===== ENTRIES SHOWN =====

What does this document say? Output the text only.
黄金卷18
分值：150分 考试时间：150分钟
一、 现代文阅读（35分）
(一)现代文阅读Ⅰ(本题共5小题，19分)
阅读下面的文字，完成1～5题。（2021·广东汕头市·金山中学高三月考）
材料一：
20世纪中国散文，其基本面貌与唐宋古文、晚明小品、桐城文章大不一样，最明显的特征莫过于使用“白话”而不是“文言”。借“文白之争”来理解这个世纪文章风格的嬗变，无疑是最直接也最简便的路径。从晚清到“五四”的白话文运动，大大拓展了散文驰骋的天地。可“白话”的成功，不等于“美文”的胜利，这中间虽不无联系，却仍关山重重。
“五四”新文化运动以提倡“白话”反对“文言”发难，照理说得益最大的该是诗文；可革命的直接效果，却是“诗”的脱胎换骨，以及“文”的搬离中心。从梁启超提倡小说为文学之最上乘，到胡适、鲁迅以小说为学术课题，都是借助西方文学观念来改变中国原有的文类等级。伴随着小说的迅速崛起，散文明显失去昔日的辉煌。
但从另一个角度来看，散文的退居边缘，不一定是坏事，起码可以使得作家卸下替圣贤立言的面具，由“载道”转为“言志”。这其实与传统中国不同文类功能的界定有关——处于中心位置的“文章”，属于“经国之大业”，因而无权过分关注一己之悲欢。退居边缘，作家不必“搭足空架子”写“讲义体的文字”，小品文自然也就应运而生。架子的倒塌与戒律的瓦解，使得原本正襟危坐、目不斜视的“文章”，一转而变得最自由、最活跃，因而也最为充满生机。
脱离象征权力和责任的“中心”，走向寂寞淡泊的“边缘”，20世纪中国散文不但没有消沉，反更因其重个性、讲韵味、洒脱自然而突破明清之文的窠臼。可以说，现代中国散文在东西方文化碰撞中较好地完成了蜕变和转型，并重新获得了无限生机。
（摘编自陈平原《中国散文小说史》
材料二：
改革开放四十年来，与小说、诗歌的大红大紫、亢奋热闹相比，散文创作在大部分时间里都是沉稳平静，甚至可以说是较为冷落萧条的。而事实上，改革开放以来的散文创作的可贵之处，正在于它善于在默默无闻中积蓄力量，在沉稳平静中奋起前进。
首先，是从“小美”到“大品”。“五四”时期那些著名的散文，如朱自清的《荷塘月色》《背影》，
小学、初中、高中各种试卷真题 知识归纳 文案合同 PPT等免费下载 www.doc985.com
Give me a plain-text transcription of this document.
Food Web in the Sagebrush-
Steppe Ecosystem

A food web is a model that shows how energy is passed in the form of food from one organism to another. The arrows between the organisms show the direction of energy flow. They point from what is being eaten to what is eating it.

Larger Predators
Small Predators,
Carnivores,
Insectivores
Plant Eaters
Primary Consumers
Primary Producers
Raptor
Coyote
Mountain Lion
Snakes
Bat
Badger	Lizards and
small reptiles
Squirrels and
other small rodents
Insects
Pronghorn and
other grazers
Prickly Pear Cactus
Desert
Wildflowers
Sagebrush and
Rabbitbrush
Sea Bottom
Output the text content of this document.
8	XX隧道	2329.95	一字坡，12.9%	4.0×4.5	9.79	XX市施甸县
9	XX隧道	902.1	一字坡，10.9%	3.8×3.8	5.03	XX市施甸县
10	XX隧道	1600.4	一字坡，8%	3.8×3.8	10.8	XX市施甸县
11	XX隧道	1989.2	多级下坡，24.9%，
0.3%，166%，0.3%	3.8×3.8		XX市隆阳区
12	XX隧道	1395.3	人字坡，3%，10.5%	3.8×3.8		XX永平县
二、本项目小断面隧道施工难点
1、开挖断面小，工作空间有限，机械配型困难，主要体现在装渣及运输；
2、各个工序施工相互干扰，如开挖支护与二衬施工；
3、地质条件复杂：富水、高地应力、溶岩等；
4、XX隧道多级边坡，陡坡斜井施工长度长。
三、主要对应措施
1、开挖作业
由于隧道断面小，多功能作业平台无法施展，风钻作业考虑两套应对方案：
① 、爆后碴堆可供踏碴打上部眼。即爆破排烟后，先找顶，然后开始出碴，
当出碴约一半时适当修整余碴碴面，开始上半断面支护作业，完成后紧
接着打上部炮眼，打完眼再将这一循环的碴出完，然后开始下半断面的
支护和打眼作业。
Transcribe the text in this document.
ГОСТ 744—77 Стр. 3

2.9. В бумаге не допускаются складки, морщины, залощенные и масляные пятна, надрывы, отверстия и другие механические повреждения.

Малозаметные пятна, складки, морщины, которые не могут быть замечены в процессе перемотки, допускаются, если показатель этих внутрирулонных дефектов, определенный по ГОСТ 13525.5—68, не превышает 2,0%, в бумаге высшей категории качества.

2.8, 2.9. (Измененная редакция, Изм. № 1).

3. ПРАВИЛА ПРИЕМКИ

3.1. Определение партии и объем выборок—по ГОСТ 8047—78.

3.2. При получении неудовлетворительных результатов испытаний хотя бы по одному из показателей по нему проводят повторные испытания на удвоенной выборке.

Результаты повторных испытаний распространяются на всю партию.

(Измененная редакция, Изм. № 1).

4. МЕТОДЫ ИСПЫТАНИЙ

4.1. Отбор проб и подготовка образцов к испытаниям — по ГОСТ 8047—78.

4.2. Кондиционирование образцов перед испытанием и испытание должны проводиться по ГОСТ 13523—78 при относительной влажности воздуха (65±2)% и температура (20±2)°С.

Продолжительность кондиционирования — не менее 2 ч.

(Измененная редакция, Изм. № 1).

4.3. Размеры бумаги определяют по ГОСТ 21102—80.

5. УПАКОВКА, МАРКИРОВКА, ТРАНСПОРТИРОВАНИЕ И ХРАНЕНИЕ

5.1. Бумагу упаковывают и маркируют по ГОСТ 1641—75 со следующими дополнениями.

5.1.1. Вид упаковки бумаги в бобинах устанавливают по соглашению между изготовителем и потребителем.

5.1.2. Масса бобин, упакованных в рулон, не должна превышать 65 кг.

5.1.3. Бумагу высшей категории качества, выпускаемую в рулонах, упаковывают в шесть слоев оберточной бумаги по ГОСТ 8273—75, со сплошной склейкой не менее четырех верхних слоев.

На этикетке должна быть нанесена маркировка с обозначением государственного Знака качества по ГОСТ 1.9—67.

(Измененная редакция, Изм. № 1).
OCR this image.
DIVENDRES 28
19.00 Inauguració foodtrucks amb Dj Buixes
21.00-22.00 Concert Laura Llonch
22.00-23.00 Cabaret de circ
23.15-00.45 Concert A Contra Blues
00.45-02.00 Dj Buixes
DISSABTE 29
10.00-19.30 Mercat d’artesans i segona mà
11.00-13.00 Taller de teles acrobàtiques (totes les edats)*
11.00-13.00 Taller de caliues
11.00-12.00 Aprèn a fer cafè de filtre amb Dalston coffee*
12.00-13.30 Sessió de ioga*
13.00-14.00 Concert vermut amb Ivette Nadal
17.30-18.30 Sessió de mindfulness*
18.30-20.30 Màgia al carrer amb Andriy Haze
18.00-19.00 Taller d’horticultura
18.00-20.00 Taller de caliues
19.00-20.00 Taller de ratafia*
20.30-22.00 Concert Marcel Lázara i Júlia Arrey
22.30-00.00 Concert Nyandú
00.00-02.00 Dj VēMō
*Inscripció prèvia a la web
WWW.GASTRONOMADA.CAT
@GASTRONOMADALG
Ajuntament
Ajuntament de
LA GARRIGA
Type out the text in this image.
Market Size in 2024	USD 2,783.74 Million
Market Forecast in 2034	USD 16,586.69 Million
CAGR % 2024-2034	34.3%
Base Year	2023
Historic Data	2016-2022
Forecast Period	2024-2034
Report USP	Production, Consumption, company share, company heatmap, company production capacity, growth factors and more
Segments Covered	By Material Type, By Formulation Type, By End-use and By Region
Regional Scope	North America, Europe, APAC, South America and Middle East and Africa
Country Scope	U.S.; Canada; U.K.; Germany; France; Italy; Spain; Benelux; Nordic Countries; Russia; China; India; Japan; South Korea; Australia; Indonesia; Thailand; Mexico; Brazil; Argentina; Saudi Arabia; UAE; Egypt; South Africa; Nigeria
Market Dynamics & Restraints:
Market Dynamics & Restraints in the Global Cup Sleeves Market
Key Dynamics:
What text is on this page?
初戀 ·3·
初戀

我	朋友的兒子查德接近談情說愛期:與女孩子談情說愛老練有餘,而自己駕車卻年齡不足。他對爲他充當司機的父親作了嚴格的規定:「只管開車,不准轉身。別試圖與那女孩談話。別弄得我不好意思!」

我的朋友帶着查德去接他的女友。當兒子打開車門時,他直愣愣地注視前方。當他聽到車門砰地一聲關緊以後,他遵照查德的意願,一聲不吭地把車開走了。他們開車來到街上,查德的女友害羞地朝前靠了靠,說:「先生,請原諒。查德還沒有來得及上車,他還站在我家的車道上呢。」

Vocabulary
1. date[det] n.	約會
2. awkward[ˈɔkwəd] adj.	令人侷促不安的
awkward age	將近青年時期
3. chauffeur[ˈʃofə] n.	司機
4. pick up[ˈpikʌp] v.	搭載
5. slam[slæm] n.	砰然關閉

=====

* [DESCRIPTION OF THE TASK]:
How many lines in the listing above contain the string "Sagebrush"? Answer with the number only.

* [SOLUTION]:
2